Problem ▸
Can all of these lines be returned exactly?

Stored rows ▸
-.-.-
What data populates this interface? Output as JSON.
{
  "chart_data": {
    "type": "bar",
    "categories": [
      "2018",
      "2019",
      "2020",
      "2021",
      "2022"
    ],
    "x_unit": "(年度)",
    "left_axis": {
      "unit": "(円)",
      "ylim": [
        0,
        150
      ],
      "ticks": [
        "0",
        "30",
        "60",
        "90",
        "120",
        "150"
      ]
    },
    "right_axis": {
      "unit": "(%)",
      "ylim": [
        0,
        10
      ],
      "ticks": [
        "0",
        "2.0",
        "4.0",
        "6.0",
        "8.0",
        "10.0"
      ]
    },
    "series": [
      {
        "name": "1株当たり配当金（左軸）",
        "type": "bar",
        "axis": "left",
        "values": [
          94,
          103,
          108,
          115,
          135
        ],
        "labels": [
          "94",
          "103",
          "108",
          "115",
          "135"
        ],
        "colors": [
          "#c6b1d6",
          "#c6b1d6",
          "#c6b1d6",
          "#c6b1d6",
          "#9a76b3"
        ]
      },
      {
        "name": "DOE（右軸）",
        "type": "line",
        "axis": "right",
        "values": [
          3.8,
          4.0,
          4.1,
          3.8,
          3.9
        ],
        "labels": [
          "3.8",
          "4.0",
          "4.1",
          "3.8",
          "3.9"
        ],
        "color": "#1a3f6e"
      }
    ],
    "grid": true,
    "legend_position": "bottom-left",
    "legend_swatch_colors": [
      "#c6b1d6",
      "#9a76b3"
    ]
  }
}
-.-.-
Result for this exercise ▸
What data populates this interface? Output as JSON.
{
  "chart_data": {
    "type": "bar",
    "categories": [
      "2018",
      "2019",
      "2020",
      "2021",
      "2022"
    ],
    "x_unit": "(年度)",
    "left_axis": {
      "unit": "(円)",
      "ylim": [
        0,
        150
      ],
      "ticks": [
        "0",
        "30",
        "60",
        "90",
        "120",
        "150"
      ]
    },
    "right_axis": {
      "unit": "(%)",
      "ylim": [
        0,
        10
      ],
      "ticks": [
        "0",
        "2.0",
        "4.0",
        "6.0",
        "8.0",
        "10.0"
      ]
    },
    "series": [
      {
        "name": "1株当たり配当金（左軸）",
        "type": "bar",
        "axis": "left",
        "values": [
          94,
          103,
          108,
          115,
          135
        ],
        "labels": [
          "94",
          "103",
          "108",
          "115",
          "135"
        ],
        "colors": [
          "#c6b1d6",
          "#c6b1d6",
          "#c6b1d6",
          "#c6b1d6",
          "#9a76b3"
        ]
      },
      {
        "name": "DOE（右軸）",
        "type": "line",
        "axis": "right",
        "values": [
          3.8,
          4.0,
          4.1,
          3.8,
          3.9
        ],
        "labels": [
          "3.8",
          "4.0",
          "4.1",
          "3.8",
          "3.9"
        ],
        "color": "#1a3f6e"
      }
    ],
    "grid": true,
    "legend_position": "bottom-left",
    "legend_swatch_colors": [
      "#c6b1d6",
      "#9a76b3"
    ]
  }
}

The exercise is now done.